• Dataset excerpts

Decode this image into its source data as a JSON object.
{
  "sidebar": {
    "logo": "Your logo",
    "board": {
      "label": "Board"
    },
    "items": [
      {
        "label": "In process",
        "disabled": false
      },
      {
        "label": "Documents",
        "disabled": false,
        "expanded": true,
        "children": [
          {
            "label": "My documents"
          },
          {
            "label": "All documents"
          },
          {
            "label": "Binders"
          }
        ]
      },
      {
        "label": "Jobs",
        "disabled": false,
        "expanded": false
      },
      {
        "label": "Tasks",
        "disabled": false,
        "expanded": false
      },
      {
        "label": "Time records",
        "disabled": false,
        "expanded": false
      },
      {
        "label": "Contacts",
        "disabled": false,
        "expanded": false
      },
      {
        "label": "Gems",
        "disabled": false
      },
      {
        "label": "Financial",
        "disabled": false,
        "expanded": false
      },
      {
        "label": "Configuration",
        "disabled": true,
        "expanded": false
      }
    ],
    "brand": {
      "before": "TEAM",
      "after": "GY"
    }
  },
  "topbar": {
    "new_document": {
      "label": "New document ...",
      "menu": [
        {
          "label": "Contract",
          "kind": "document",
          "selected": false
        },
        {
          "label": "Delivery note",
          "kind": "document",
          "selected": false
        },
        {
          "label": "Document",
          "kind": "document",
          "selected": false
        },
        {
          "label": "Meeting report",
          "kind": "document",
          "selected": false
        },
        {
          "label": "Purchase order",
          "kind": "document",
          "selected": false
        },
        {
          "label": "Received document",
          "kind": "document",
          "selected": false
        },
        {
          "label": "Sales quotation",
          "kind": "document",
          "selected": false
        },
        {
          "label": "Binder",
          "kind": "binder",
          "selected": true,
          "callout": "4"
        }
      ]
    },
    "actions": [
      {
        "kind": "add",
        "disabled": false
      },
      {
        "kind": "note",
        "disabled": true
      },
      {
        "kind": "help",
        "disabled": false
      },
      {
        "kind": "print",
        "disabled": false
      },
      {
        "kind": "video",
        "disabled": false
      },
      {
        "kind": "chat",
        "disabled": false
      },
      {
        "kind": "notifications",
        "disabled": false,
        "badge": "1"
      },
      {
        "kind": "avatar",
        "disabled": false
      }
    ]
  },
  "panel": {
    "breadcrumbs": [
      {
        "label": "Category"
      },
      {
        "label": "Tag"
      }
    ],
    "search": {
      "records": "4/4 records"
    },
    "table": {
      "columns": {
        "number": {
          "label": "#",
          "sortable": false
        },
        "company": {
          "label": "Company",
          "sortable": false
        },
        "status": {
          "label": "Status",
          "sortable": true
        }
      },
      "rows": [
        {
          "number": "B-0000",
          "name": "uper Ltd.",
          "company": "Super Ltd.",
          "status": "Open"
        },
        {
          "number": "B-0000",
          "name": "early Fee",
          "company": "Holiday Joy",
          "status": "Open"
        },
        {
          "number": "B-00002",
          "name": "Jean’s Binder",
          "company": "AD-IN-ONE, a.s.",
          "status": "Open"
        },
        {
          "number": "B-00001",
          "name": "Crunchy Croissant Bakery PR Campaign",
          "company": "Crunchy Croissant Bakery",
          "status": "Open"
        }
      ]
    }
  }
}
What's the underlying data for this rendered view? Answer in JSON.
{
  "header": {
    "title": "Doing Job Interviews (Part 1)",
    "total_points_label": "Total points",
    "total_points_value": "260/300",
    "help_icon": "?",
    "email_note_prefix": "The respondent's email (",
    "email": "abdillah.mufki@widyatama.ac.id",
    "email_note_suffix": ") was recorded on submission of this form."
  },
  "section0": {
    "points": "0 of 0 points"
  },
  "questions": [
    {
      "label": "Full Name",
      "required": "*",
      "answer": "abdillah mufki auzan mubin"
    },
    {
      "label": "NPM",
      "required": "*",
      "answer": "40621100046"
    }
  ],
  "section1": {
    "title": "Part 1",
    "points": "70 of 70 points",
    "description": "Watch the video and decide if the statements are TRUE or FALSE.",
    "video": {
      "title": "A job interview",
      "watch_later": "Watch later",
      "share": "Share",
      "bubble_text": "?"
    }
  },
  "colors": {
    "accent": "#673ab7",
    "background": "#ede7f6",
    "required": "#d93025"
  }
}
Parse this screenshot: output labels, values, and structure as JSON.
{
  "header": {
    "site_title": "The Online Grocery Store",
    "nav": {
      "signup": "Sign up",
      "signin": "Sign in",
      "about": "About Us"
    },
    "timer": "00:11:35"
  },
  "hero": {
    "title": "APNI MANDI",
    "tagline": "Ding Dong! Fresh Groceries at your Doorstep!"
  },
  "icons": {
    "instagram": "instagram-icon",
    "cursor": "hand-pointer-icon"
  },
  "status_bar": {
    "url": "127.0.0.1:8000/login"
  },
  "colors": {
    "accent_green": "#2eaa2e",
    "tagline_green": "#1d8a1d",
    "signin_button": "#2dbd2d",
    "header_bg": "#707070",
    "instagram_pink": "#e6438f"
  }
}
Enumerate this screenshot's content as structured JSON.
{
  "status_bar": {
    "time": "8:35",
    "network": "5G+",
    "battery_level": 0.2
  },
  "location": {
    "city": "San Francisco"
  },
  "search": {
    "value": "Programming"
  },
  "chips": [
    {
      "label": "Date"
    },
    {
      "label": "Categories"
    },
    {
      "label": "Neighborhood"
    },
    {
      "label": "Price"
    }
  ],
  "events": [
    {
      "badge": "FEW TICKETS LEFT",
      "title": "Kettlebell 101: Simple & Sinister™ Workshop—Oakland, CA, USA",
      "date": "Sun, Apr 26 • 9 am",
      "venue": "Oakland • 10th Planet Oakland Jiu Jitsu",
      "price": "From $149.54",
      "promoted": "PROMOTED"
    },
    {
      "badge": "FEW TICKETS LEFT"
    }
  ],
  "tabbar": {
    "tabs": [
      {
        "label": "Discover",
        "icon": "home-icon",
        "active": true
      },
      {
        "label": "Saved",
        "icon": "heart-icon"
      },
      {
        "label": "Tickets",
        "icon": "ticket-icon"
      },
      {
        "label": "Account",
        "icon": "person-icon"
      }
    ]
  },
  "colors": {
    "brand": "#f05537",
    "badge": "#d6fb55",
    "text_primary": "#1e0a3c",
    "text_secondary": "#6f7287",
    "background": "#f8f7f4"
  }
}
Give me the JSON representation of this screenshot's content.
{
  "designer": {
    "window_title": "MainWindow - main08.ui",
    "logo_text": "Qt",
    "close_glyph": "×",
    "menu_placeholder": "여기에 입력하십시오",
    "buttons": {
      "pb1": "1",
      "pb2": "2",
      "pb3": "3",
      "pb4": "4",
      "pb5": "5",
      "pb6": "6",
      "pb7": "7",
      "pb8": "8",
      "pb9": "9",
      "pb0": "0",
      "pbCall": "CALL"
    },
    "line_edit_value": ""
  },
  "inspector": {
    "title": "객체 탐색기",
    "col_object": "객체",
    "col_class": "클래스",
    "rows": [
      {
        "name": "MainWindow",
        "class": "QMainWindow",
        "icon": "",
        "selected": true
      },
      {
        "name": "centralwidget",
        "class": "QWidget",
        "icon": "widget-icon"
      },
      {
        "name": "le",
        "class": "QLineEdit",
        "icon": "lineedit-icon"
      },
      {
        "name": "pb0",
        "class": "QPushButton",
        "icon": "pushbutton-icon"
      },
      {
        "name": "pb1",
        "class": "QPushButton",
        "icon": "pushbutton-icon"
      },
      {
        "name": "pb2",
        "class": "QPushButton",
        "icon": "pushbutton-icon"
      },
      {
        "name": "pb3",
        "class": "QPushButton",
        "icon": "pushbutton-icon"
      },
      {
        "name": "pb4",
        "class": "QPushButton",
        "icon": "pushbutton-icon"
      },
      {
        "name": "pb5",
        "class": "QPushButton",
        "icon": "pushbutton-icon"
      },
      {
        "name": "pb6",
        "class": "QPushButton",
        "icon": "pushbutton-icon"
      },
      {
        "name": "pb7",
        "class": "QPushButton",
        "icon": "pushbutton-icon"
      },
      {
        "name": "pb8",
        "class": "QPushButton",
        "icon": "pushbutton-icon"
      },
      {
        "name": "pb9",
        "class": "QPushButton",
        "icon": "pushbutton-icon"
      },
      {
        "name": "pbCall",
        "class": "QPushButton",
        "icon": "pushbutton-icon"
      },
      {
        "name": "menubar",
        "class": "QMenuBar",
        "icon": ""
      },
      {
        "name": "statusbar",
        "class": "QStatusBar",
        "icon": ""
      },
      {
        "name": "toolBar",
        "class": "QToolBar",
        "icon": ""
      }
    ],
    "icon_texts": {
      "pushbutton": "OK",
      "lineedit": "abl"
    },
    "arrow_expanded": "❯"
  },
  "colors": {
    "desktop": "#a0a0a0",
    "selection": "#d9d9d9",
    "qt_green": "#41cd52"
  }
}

• Exercise description
Go through the records and copy each line with "video" in it.

• Correct output
        "kind": "video",
    "description": "Watch the video and decide if the statements are TRUE or FALSE.",
    "video": {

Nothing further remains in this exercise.